**Written exercise**: Drop every picture and give the entries back exactly.

**Source material**:

>>>

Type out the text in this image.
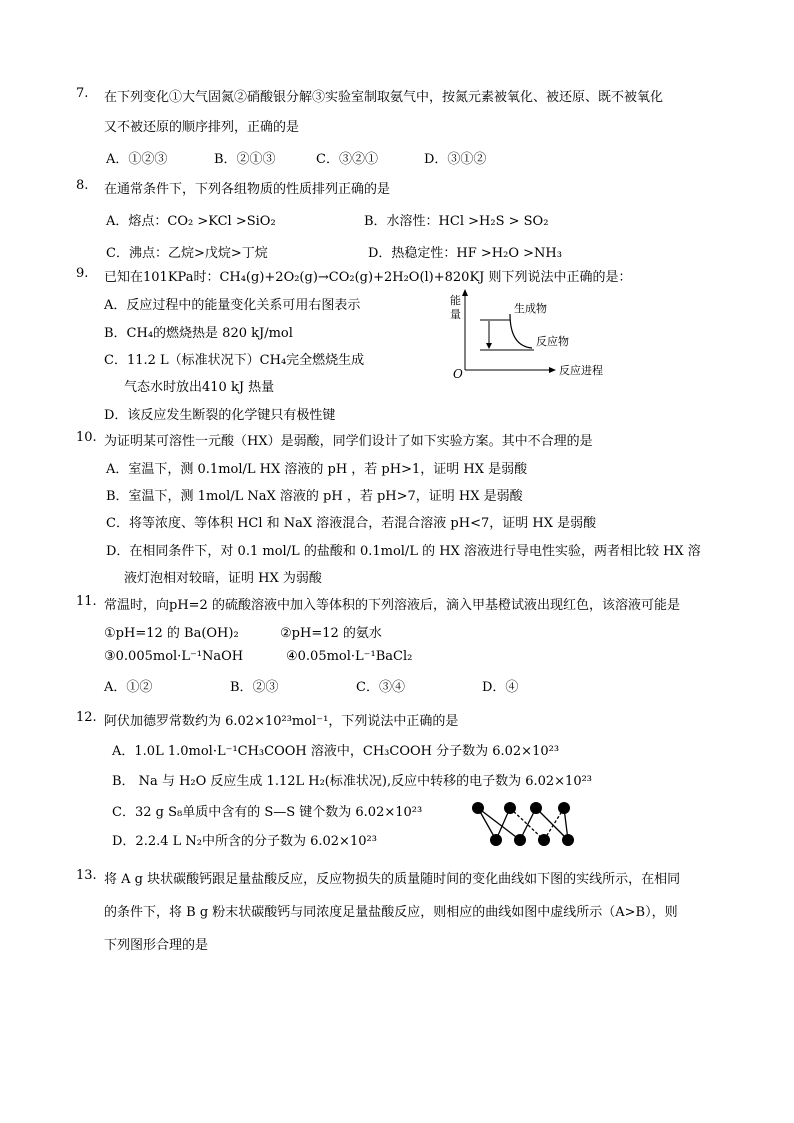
7. 在下列变化①大气固氮②硝酸银分解③实验室制取氨气中，按氮元素被氧化、被还原、既不被氧化
又不被还原的顺序排列，正确的是
A．①②③	B．②①③	C．③②①	D．③①②
8. 在通常条件下，下列各组物质的性质排列正确的是
A．熔点：CO₂ >KCl >SiO₂	B．水溶性：HCl >H₂S > SO₂
C．沸点：乙烷>戊烷>丁烷	D．热稳定性：HF >H₂O >NH₃
9. 已知在101KPa时：CH₄(g)+2O₂(g)→CO₂(g)+2H₂O(l)+820KJ 则下列说法中正确的是：
A．反应过程中的能量变化关系可用右图表示
B．CH₄的燃烧热是 820 kJ/mol
C．11.2 L（标准状况下）CH₄完全燃烧生成
气态水时放出410 kJ 热量
D．该反应发生断裂的化学键只有极性键
能
量
O
生成物
反应物
反应进程
10. 为证明某可溶性一元酸（HX）是弱酸，同学们设计了如下实验方案。其中不合理的是
A．室温下，测 0.1mol/L HX 溶液的 pH ，若 pH>1，证明 HX 是弱酸
B．室温下，测 1mol/L NaX 溶液的 pH ，若 pH>7，证明 HX 是弱酸
C．将等浓度、等体积 HCl 和 NaX 溶液混合，若混合溶液 pH<7，证明 HX 是弱酸
D．在相同条件下，对 0.1 mol/L 的盐酸和 0.1mol/L 的 HX 溶液进行导电性实验，两者相比较 HX 溶
液灯泡相对较暗，证明 HX 为弱酸
11. 常温时，向pH=2 的硫酸溶液中加入等体积的下列溶液后，滴入甲基橙试液出现红色，该溶液可能是
①pH=12 的 Ba(OH)₂	②pH=12 的氨水
③0.005mol·L⁻¹NaOH	④0.05mol·L⁻¹BaCl₂
A．①②	B．②③	C．③④	D．④
12. 阿伏加德罗常数约为 6.02×10²³mol⁻¹，下列说法中正确的是
A．1.0L 1.0mol·L⁻¹CH₃COOH 溶液中，CH₃COOH 分子数为 6.02×10²³
B． Na 与 H₂O 反应生成 1.12L H₂(标准状况),反应中转移的电子数为 6.02×10²³
C．32 g S₈单质中含有的 S—S 键个数为 6.02×10²³
D．2.2.4 L N₂中所含的分子数为 6.02×10²³
13. 将 A g 块状碳酸钙跟足量盐酸反应，反应物损失的质量随时间的变化曲线如下图的实线所示，在相同
的条件下，将 B g 粉末状碳酸钙与同浓度足量盐酸反应，则相应的曲线如图中虚线所示（A>B），则
下列图形合理的是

<<<

**The output**:
Type out the text in this image.
7. 在下列变化①大气固氮②硝酸银分解③实验室制取氨气中，按氮元素被氧化、被还原、既不被氧化
又不被还原的顺序排列，正确的是
A．①②③	B．②①③	C．③②①	D．③①②
8. 在通常条件下，下列各组物质的性质排列正确的是
A．熔点：CO₂ >KCl >SiO₂	B．水溶性：HCl >H₂S > SO₂
C．沸点：乙烷>戊烷>丁烷	D．热稳定性：HF >H₂O >NH₃
9. 已知在101KPa时：CH₄(g)+2O₂(g)→CO₂(g)+2H₂O(l)+820KJ 则下列说法中正确的是：
A．反应过程中的能量变化关系可用右图表示
B．CH₄的燃烧热是 820 kJ/mol
C．11.2 L（标准状况下）CH₄完全燃烧生成
气态水时放出410 kJ 热量
D．该反应发生断裂的化学键只有极性键
能
量
O
生成物
反应物
反应进程
10. 为证明某可溶性一元酸（HX）是弱酸，同学们设计了如下实验方案。其中不合理的是
A．室温下，测 0.1mol/L HX 溶液的 pH ，若 pH>1，证明 HX 是弱酸
B．室温下，测 1mol/L NaX 溶液的 pH ，若 pH>7，证明 HX 是弱酸
C．将等浓度、等体积 HCl 和 NaX 溶液混合，若混合溶液 pH<7，证明 HX 是弱酸
D．在相同条件下，对 0.1 mol/L 的盐酸和 0.1mol/L 的 HX 溶液进行导电性实验，两者相比较 HX 溶
液灯泡相对较暗，证明 HX 为弱酸
11. 常温时，向pH=2 的硫酸溶液中加入等体积的下列溶液后，滴入甲基橙试液出现红色，该溶液可能是
①pH=12 的 Ba(OH)₂	②pH=12 的氨水
③0.005mol·L⁻¹NaOH	④0.05mol·L⁻¹BaCl₂
A．①②	B．②③	C．③④	D．④
12. 阿伏加德罗常数约为 6.02×10²³mol⁻¹，下列说法中正确的是
A．1.0L 1.0mol·L⁻¹CH₃COOH 溶液中，CH₃COOH 分子数为 6.02×10²³
B． Na 与 H₂O 反应生成 1.12L H₂(标准状况),反应中转移的电子数为 6.02×10²³
C．32 g S₈单质中含有的 S—S 键个数为 6.02×10²³
D．2.2.4 L N₂中所含的分子数为 6.02×10²³
13. 将 A g 块状碳酸钙跟足量盐酸反应，反应物损失的质量随时间的变化曲线如下图的实线所示，在相同
的条件下，将 B g 粉末状碳酸钙与同浓度足量盐酸反应，则相应的曲线如图中虚线所示（A>B），则
下列图形合理的是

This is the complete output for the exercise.